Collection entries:
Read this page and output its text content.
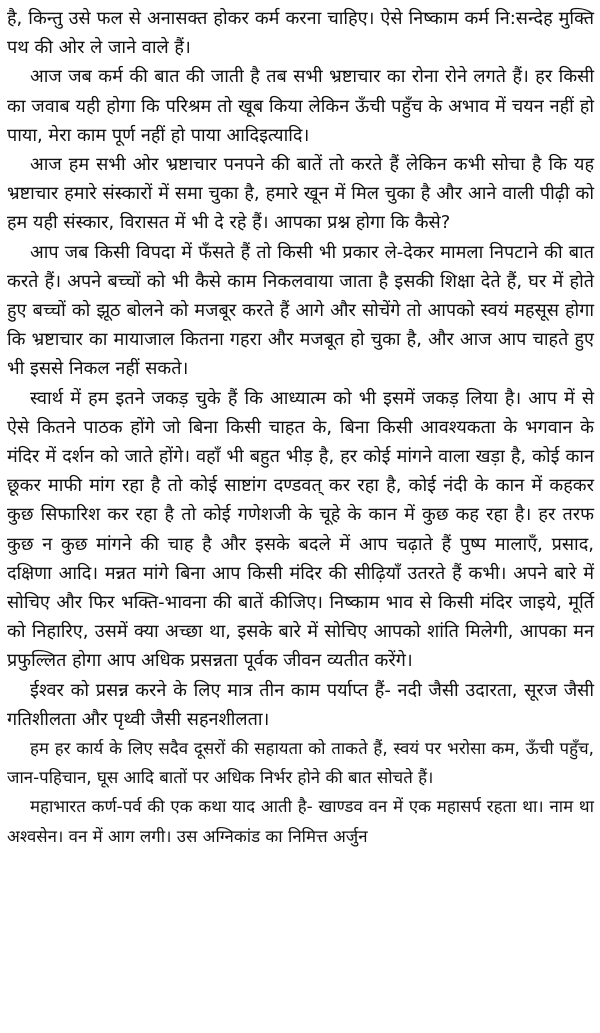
है, किन्तु उसे फल से अनासक्त होकर कर्म करना चाहिए। ऐसे निष्काम कर्म नि:सन्देह मुक्ति पथ की ओर ले जाने वाले हैं।

आज जब कर्म की बात की जाती है तब सभी भ्रष्टाचार का रोना रोने लगते हैं। हर किसी का जवाब यही होगा कि परिश्रम तो खूब किया लेकिन ऊँची पहुँच के अभाव में चयन नहीं हो पाया, मेरा काम पूर्ण नहीं हो पाया आदिइत्यादि।

आज हम सभी ओर भ्रष्टाचार पनपने की बातें तो करते हैं लेकिन कभी सोचा है कि यह भ्रष्टाचार हमारे संस्कारों में समा चुका है, हमारे खून में मिल चुका है और आने वाली पीढ़ी को हम यही संस्कार, विरासत में भी दे रहे हैं। आपका प्रश्न होगा कि कैसे?

आप जब किसी विपदा में फँसते हैं तो किसी भी प्रकार ले-देकर मामला निपटाने की बात करते हैं। अपने बच्चों को भी कैसे काम निकलवाया जाता है इसकी शिक्षा देते हैं, घर में होते हुए बच्चों को झूठ बोलने को मजबूर करते हैं आगे और सोचेंगे तो आपको स्वयं महसूस होगा कि भ्रष्टाचार का मायाजाल कितना गहरा और मजबूत हो चुका है, और आज आप चाहते हुए भी इससे निकल नहीं सकते।

स्वार्थ में हम इतने जकड़ चुके हैं कि आध्यात्म को भी इसमें जकड़ लिया है। आप में से ऐसे कितने पाठक होंगे जो बिना किसी चाहत के, बिना किसी आवश्यकता के भगवान के मंदिर में दर्शन को जाते होंगे। वहाँ भी बहुत भीड़ है, हर कोई मांगने वाला खड़ा है, कोई कान छूकर माफी मांग रहा है तो कोई साष्टांग दण्डवत् कर रहा है, कोई नंदी के कान में कहकर कुछ सिफारिश कर रहा है तो कोई गणेशजी के चूहे के कान में कुछ कह रहा है। हर तरफ कुछ न कुछ मांगने की चाह है और इसके बदले में आप चढ़ाते हैं पुष्प मालाएँ, प्रसाद, दक्षिणा आदि। मन्नत मांगे बिना आप किसी मंदिर की सीढ़ियाँ उतरते हैं कभी। अपने बारे में सोचिए और फिर भक्ति-भावना की बातें कीजिए। निष्काम भाव से किसी मंदिर जाइये, मूर्ति को निहारिए, उसमें क्या अच्छा था, इसके बारे में सोचिए आपको शांति मिलेगी, आपका मन प्रफुल्लित होगा आप अधिक प्रसन्नता पूर्वक जीवन व्यतीत करेंगे।

ईश्वर को प्रसन्न करने के लिए मात्र तीन काम पर्याप्त हैं- नदी जैसी उदारता, सूरज जैसी गतिशीलता और पृथ्वी जैसी सहनशीलता।

हम हर कार्य के लिए सदैव दूसरों की सहायता को ताकते हैं, स्वयं पर भरोसा कम, ऊँची पहुँच, जान-पहिचान, घूस आदि बातों पर अधिक निर्भर होने की बात सोचते हैं।

महाभारत कर्ण-पर्व की एक कथा याद आती है- खाण्डव वन में एक महासर्प रहता था। नाम था अश्वसेन। वन में आग लगी। उस अग्निकांड का निमित्त अर्जुन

What is being asked: Transcribe all entries above exactly. Drop the pictures.

Expected answer:
Read this page and output its text content.
है, किन्तु उसे फल से अनासक्त होकर कर्म करना चाहिए। ऐसे निष्काम कर्म नि:सन्देह मुक्ति पथ की ओर ले जाने वाले हैं।

आज जब कर्म की बात की जाती है तब सभी भ्रष्टाचार का रोना रोने लगते हैं। हर किसी का जवाब यही होगा कि परिश्रम तो खूब किया लेकिन ऊँची पहुँच के अभाव में चयन नहीं हो पाया, मेरा काम पूर्ण नहीं हो पाया आदिइत्यादि।

आज हम सभी ओर भ्रष्टाचार पनपने की बातें तो करते हैं लेकिन कभी सोचा है कि यह भ्रष्टाचार हमारे संस्कारों में समा चुका है, हमारे खून में मिल चुका है और आने वाली पीढ़ी को हम यही संस्कार, विरासत में भी दे रहे हैं। आपका प्रश्न होगा कि कैसे?

आप जब किसी विपदा में फँसते हैं तो किसी भी प्रकार ले-देकर मामला निपटाने की बात करते हैं। अपने बच्चों को भी कैसे काम निकलवाया जाता है इसकी शिक्षा देते हैं, घर में होते हुए बच्चों को झूठ बोलने को मजबूर करते हैं आगे और सोचेंगे तो आपको स्वयं महसूस होगा कि भ्रष्टाचार का मायाजाल कितना गहरा और मजबूत हो चुका है, और आज आप चाहते हुए भी इससे निकल नहीं सकते।

स्वार्थ में हम इतने जकड़ चुके हैं कि आध्यात्म को भी इसमें जकड़ लिया है। आप में से ऐसे कितने पाठक होंगे जो बिना किसी चाहत के, बिना किसी आवश्यकता के भगवान के मंदिर में दर्शन को जाते होंगे। वहाँ भी बहुत भीड़ है, हर कोई मांगने वाला खड़ा है, कोई कान छूकर माफी मांग रहा है तो कोई साष्टांग दण्डवत् कर रहा है, कोई नंदी के कान में कहकर कुछ सिफारिश कर रहा है तो कोई गणेशजी के चूहे के कान में कुछ कह रहा है। हर तरफ कुछ न कुछ मांगने की चाह है और इसके बदले में आप चढ़ाते हैं पुष्प मालाएँ, प्रसाद, दक्षिणा आदि। मन्नत मांगे बिना आप किसी मंदिर की सीढ़ियाँ उतरते हैं कभी। अपने बारे में सोचिए और फिर भक्ति-भावना की बातें कीजिए। निष्काम भाव से किसी मंदिर जाइये, मूर्ति को निहारिए, उसमें क्या अच्छा था, इसके बारे में सोचिए आपको शांति मिलेगी, आपका मन प्रफुल्लित होगा आप अधिक प्रसन्नता पूर्वक जीवन व्यतीत करेंगे।

ईश्वर को प्रसन्न करने के लिए मात्र तीन काम पर्याप्त हैं- नदी जैसी उदारता, सूरज जैसी गतिशीलता और पृथ्वी जैसी सहनशीलता।

हम हर कार्य के लिए सदैव दूसरों की सहायता को ताकते हैं, स्वयं पर भरोसा कम, ऊँची पहुँच, जान-पहिचान, घूस आदि बातों पर अधिक निर्भर होने की बात सोचते हैं।

महाभारत कर्ण-पर्व की एक कथा याद आती है- खाण्डव वन में एक महासर्प रहता था। नाम था अश्वसेन। वन में आग लगी। उस अग्निकांड का निमित्त अर्जुन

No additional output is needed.